* [PROBLEM REQUIREMENTS]: In the listing below, locate the lines that hold the string "this". Copy those lines.

* [DATA RECORDS]:
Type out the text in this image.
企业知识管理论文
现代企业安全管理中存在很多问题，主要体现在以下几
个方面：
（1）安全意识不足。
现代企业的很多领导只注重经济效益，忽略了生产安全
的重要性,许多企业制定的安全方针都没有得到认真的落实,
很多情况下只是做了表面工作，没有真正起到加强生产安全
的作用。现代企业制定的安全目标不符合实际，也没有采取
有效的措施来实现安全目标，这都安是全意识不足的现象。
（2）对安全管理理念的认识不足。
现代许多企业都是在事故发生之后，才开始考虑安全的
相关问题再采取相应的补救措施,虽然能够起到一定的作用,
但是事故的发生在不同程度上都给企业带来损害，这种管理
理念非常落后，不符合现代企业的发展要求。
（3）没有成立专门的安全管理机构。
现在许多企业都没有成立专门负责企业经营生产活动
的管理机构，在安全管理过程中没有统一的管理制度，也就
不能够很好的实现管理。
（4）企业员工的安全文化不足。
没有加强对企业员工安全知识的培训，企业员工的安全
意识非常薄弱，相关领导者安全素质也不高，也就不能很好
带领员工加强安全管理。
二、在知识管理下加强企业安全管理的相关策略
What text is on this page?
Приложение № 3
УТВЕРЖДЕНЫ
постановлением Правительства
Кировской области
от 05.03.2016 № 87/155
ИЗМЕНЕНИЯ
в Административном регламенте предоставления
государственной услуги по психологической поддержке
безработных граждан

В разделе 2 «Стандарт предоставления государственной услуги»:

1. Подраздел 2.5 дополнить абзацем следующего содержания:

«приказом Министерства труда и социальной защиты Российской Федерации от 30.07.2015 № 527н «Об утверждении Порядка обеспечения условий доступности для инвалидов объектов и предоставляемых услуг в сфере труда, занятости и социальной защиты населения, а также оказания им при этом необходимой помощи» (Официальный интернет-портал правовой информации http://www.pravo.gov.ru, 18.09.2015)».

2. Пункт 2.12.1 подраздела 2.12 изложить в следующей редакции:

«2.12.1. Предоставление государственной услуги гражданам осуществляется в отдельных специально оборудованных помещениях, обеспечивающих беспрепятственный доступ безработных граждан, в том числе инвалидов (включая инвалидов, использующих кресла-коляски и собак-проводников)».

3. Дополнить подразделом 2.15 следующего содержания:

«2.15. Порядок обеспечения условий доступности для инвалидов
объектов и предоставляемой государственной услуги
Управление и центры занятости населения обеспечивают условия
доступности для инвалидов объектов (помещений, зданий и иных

* [TASK RESULT]:
Type out the text in this image.
What text is on this page?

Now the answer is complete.